→ **Stated problem**: Lift every line from the entries that includes the word "document".
[Begin Extracted material]
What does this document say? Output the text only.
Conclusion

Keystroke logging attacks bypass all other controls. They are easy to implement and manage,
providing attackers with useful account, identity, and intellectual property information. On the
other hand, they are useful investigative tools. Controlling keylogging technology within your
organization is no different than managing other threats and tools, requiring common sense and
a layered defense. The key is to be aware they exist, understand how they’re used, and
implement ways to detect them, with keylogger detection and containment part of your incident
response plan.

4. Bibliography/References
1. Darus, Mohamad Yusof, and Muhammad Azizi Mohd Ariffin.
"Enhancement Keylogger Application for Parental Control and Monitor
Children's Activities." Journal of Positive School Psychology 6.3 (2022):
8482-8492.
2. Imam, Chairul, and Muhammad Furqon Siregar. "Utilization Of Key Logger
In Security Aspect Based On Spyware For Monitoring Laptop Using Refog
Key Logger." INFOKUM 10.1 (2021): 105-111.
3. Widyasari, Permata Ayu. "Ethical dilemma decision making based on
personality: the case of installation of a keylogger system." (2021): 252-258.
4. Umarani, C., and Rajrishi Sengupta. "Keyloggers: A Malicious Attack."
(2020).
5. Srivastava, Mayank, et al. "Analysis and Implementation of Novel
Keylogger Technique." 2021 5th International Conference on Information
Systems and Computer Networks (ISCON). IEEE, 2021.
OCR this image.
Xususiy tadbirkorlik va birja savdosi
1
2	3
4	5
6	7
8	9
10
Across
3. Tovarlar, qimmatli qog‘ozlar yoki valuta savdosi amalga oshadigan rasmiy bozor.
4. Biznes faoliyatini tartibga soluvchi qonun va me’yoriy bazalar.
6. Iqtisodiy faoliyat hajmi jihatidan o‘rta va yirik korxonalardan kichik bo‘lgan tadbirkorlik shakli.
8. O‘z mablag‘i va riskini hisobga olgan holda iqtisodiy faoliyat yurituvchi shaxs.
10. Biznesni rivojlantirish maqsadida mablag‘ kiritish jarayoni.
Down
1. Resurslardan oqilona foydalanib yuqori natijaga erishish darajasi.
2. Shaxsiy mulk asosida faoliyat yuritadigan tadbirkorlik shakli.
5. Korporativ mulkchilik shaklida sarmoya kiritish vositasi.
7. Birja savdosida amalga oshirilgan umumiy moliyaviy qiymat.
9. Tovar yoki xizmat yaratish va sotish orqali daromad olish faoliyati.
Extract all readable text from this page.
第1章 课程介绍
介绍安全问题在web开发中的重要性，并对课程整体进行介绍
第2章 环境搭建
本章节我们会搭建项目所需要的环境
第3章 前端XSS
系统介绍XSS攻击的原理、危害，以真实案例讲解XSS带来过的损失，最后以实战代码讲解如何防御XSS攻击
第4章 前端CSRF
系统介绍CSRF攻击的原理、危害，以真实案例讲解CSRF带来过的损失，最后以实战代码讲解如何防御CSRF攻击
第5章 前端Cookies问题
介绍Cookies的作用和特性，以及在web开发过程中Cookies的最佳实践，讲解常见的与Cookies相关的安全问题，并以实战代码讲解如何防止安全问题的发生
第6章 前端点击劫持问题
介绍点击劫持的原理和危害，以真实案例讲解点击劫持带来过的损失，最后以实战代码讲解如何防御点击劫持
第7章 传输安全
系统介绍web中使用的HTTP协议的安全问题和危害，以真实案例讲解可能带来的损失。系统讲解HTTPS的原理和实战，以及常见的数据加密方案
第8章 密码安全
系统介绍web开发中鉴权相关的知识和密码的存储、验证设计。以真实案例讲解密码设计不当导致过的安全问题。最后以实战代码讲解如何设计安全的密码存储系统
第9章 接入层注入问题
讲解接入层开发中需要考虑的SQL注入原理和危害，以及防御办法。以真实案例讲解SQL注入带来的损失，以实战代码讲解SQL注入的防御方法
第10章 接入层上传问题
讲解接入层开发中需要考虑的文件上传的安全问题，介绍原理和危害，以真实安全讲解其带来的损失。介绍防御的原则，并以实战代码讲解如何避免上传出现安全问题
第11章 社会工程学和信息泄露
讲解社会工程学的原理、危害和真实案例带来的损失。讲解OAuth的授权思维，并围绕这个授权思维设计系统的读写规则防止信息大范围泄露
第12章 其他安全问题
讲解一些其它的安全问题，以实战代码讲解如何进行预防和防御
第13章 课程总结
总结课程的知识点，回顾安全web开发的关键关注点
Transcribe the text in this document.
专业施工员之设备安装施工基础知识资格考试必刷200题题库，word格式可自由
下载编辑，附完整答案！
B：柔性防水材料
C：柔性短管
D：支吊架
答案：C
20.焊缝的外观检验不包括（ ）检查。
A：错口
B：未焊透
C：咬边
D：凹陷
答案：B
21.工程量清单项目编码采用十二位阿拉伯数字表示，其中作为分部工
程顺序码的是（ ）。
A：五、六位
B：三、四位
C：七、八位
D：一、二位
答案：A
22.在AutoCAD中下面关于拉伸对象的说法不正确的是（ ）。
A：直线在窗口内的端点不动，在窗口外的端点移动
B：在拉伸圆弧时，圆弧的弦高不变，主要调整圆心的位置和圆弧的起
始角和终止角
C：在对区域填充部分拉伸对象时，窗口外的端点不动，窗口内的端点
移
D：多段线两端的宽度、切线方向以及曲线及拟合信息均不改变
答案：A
[End Extracted material]
→ **Exercise answer**:
What does this document say? Output the text only.
Transcribe the text in this document.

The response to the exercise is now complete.